* **Task requirements**
Your task is to restate the data word for word.
###
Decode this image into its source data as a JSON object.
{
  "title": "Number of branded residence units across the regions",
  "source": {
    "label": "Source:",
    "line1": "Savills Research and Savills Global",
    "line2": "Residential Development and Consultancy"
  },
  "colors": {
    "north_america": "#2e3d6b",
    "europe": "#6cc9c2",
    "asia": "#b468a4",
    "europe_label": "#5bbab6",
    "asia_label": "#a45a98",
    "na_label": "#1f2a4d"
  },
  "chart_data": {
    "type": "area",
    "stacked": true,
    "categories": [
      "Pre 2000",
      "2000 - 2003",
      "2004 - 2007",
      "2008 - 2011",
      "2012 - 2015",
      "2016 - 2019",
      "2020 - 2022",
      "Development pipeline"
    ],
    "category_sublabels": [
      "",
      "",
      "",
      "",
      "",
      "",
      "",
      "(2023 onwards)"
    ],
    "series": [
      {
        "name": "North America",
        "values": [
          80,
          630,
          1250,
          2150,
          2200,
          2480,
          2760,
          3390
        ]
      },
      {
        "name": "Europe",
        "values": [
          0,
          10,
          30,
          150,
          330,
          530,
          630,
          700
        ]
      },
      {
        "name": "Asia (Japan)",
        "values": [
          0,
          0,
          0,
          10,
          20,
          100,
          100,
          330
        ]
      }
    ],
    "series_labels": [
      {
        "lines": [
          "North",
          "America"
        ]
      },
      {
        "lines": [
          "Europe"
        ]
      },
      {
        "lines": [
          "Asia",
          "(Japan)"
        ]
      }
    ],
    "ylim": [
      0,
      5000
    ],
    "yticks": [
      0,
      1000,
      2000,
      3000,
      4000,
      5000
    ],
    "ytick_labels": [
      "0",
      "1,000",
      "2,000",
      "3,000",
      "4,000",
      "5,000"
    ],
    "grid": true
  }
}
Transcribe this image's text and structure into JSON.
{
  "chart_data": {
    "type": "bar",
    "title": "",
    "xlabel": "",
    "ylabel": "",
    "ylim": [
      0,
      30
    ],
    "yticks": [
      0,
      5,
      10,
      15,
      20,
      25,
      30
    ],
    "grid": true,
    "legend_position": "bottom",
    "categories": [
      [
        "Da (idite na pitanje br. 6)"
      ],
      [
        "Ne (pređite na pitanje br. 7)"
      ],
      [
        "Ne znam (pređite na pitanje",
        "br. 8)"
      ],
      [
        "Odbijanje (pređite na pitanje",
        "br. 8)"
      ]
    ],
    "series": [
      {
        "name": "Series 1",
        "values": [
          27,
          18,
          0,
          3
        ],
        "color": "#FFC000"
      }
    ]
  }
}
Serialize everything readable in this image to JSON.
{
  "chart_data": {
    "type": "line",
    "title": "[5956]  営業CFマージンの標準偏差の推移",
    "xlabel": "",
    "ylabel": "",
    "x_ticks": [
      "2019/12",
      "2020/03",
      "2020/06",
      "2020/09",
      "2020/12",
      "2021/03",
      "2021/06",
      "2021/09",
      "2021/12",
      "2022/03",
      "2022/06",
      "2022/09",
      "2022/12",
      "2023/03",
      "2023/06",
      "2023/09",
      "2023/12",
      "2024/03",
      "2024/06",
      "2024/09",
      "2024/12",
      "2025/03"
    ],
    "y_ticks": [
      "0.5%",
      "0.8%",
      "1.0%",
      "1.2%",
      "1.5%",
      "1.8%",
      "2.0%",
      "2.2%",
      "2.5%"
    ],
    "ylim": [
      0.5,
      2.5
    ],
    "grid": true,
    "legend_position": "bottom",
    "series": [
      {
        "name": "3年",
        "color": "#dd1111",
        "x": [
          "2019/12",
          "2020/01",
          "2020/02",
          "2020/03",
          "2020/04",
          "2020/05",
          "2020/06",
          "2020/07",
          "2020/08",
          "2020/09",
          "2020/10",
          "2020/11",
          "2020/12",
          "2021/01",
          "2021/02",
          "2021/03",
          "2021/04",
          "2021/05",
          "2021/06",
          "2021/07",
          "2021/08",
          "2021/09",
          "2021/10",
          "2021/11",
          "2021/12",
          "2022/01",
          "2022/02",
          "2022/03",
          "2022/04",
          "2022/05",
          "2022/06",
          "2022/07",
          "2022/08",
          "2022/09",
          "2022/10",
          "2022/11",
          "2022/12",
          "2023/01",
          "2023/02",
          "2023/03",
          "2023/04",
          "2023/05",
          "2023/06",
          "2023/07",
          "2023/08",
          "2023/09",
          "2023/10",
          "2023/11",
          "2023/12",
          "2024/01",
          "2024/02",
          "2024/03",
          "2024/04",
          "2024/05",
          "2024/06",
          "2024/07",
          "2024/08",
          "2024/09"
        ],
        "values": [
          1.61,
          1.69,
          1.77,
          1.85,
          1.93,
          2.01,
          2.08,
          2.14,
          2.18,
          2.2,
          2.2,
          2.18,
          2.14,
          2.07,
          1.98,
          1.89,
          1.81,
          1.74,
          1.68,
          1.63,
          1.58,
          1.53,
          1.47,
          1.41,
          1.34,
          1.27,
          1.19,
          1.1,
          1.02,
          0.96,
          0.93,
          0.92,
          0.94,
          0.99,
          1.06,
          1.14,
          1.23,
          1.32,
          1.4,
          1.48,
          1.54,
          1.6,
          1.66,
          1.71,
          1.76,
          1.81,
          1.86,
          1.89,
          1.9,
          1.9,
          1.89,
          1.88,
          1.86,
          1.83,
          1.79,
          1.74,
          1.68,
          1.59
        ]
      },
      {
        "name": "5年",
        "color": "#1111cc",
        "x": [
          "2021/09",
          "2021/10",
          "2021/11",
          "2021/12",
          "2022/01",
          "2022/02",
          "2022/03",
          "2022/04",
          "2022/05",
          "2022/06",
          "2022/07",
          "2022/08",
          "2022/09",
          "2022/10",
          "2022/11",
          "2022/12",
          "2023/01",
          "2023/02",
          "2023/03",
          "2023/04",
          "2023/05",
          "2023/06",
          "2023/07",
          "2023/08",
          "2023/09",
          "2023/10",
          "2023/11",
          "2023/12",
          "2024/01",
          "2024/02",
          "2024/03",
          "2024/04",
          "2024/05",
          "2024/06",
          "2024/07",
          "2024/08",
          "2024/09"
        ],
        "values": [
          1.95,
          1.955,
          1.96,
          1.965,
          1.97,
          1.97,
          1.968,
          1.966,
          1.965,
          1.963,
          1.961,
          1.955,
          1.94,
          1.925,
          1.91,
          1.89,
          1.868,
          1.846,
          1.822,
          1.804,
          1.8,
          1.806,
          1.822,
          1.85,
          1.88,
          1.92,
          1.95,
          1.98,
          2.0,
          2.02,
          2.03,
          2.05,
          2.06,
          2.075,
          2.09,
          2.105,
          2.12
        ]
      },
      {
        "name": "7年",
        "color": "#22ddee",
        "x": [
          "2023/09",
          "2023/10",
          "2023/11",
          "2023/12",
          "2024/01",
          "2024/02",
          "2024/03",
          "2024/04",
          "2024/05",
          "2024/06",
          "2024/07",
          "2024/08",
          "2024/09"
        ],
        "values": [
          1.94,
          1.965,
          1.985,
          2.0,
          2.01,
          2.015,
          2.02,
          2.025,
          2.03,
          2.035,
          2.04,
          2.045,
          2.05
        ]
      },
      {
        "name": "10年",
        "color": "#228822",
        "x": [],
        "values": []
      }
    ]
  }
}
###
* **Solution to this exercise**
Decode this image into its source data as a JSON object.
{
  "title": "Number of branded residence units across the regions",
  "source": {
    "label": "Source:",
    "line1": "Savills Research and Savills Global",
    "line2": "Residential Development and Consultancy"
  },
  "colors": {
    "north_america": "#2e3d6b",
    "europe": "#6cc9c2",
    "asia": "#b468a4",
    "europe_label": "#5bbab6",
    "asia_label": "#a45a98",
    "na_label": "#1f2a4d"
  },
  "chart_data": {
    "type": "area",
    "stacked": true,
    "categories": [
      "Pre 2000",
      "2000 - 2003",
      "2004 - 2007",
      "2008 - 2011",
      "2012 - 2015",
      "2016 - 2019",
      "2020 - 2022",
      "Development pipeline"
    ],
    "category_sublabels": [
      "",
      "",
      "",
      "",
      "",
      "",
      "",
      "(2023 onwards)"
    ],
    "series": [
      {
        "name": "North America",
        "values": [
          80,
          630,
          1250,
          2150,
          2200,
          2480,
          2760,
          3390
        ]
      },
      {
        "name": "Europe",
        "values": [
          0,
          10,
          30,
          150,
          330,
          530,
          630,
          700
        ]
      },
      {
        "name": "Asia (Japan)",
        "values": [
          0,
          0,
          0,
          10,
          20,
          100,
          100,
          330
        ]
      }
    ],
    "series_labels": [
      {
        "lines": [
          "North",
          "America"
        ]
      },
      {
        "lines": [
          "Europe"
        ]
      },
      {
        "lines": [
          "Asia",
          "(Japan)"
        ]
      }
    ],
    "ylim": [
      0,
      5000
    ],
    "yticks": [
      0,
      1000,
      2000,
      3000,
      4000,
      5000
    ],
    "ytick_labels": [
      "0",
      "1,000",
      "2,000",
      "3,000",
      "4,000",
      "5,000"
    ],
    "grid": true
  }
}
Transcribe this image's text and structure into JSON.
{
  "chart_data": {
    "type": "bar",
    "title": "",
    "xlabel": "",
    "ylabel": "",
    "ylim": [
      0,
      30
    ],
    "yticks": [
      0,
      5,
      10,
      15,
      20,
      25,
      30
    ],
    "grid": true,
    "legend_position": "bottom",
    "categories": [
      [
        "Da (idite na pitanje br. 6)"
      ],
      [
        "Ne (pređite na pitanje br. 7)"
      ],
      [
        "Ne znam (pređite na pitanje",
        "br. 8)"
      ],
      [
        "Odbijanje (pređite na pitanje",
        "br. 8)"
      ]
    ],
    "series": [
      {
        "name": "Series 1",
        "values": [
          27,
          18,
          0,
          3
        ],
        "color": "#FFC000"
      }
    ]
  }
}
Serialize everything readable in this image to JSON.
{
  "chart_data": {
    "type": "line",
    "title": "[5956]  営業CFマージンの標準偏差の推移",
    "xlabel": "",
    "ylabel": "",
    "x_ticks": [
      "2019/12",
      "2020/03",
      "2020/06",
      "2020/09",
      "2020/12",
      "2021/03",
      "2021/06",
      "2021/09",
      "2021/12",
      "2022/03",
      "2022/06",
      "2022/09",
      "2022/12",
      "2023/03",
      "2023/06",
      "2023/09",
      "2023/12",
      "2024/03",
      "2024/06",
      "2024/09",
      "2024/12",
      "2025/03"
    ],
    "y_ticks": [
      "0.5%",
      "0.8%",
      "1.0%",
      "1.2%",
      "1.5%",
      "1.8%",
      "2.0%",
      "2.2%",
      "2.5%"
    ],
    "ylim": [
      0.5,
      2.5
    ],
    "grid": true,
    "legend_position": "bottom",
    "series": [
      {
        "name": "3年",
        "color": "#dd1111",
        "x": [
          "2019/12",
          "2020/01",
          "2020/02",
          "2020/03",
          "2020/04",
          "2020/05",
          "2020/06",
          "2020/07",
          "2020/08",
          "2020/09",
          "2020/10",
          "2020/11",
          "2020/12",
          "2021/01",
          "2021/02",
          "2021/03",
          "2021/04",
          "2021/05",
          "2021/06",
          "2021/07",
          "2021/08",
          "2021/09",
          "2021/10",
          "2021/11",
          "2021/12",
          "2022/01",
          "2022/02",
          "2022/03",
          "2022/04",
          "2022/05",
          "2022/06",
          "2022/07",
          "2022/08",
          "2022/09",
          "2022/10",
          "2022/11",
          "2022/12",
          "2023/01",
          "2023/02",
          "2023/03",
          "2023/04",
          "2023/05",
          "2023/06",
          "2023/07",
          "2023/08",
          "2023/09",
          "2023/10",
          "2023/11",
          "2023/12",
          "2024/01",
          "2024/02",
          "2024/03",
          "2024/04",
          "2024/05",
          "2024/06",
          "2024/07",
          "2024/08",
          "2024/09"
        ],
        "values": [
          1.61,
          1.69,
          1.77,
          1.85,
          1.93,
          2.01,
          2.08,
          2.14,
          2.18,
          2.2,
          2.2,
          2.18,
          2.14,
          2.07,
          1.98,
          1.89,
          1.81,
          1.74,
          1.68,
          1.63,
          1.58,
          1.53,
          1.47,
          1.41,
          1.34,
          1.27,
          1.19,
          1.1,
          1.02,
          0.96,
          0.93,
          0.92,
          0.94,
          0.99,
          1.06,
          1.14,
          1.23,
          1.32,
          1.4,
          1.48,
          1.54,
          1.6,
          1.66,
          1.71,
          1.76,
          1.81,
          1.86,
          1.89,
          1.9,
          1.9,
          1.89,
          1.88,
          1.86,
          1.83,
          1.79,
          1.74,
          1.68,
          1.59
        ]
      },
      {
        "name": "5年",
        "color": "#1111cc",
        "x": [
          "2021/09",
          "2021/10",
          "2021/11",
          "2021/12",
          "2022/01",
          "2022/02",
          "2022/03",
          "2022/04",
          "2022/05",
          "2022/06",
          "2022/07",
          "2022/08",
          "2022/09",
          "2022/10",
          "2022/11",
          "2022/12",
          "2023/01",
          "2023/02",
          "2023/03",
          "2023/04",
          "2023/05",
          "2023/06",
          "2023/07",
          "2023/08",
          "2023/09",
          "2023/10",
          "2023/11",
          "2023/12",
          "2024/01",
          "2024/02",
          "2024/03",
          "2024/04",
          "2024/05",
          "2024/06",
          "2024/07",
          "2024/08",
          "2024/09"
        ],
        "values": [
          1.95,
          1.955,
          1.96,
          1.965,
          1.97,
          1.97,
          1.968,
          1.966,
          1.965,
          1.963,
          1.961,
          1.955,
          1.94,
          1.925,
          1.91,
          1.89,
          1.868,
          1.846,
          1.822,
          1.804,
          1.8,
          1.806,
          1.822,
          1.85,
          1.88,
          1.92,
          1.95,
          1.98,
          2.0,
          2.02,
          2.03,
          2.05,
          2.06,
          2.075,
          2.09,
          2.105,
          2.12
        ]
      },
      {
        "name": "7年",
        "color": "#22ddee",
        "x": [
          "2023/09",
          "2023/10",
          "2023/11",
          "2023/12",
          "2024/01",
          "2024/02",
          "2024/03",
          "2024/04",
          "2024/05",
          "2024/06",
          "2024/07",
          "2024/08",
          "2024/09"
        ],
        "values": [
          1.94,
          1.965,
          1.985,
          2.0,
          2.01,
          2.015,
          2.02,
          2.025,
          2.03,
          2.035,
          2.04,
          2.045,
          2.05
        ]
      },
      {
        "name": "10年",
        "color": "#228822",
        "x": [],
        "values": []
      }
    ]
  }
}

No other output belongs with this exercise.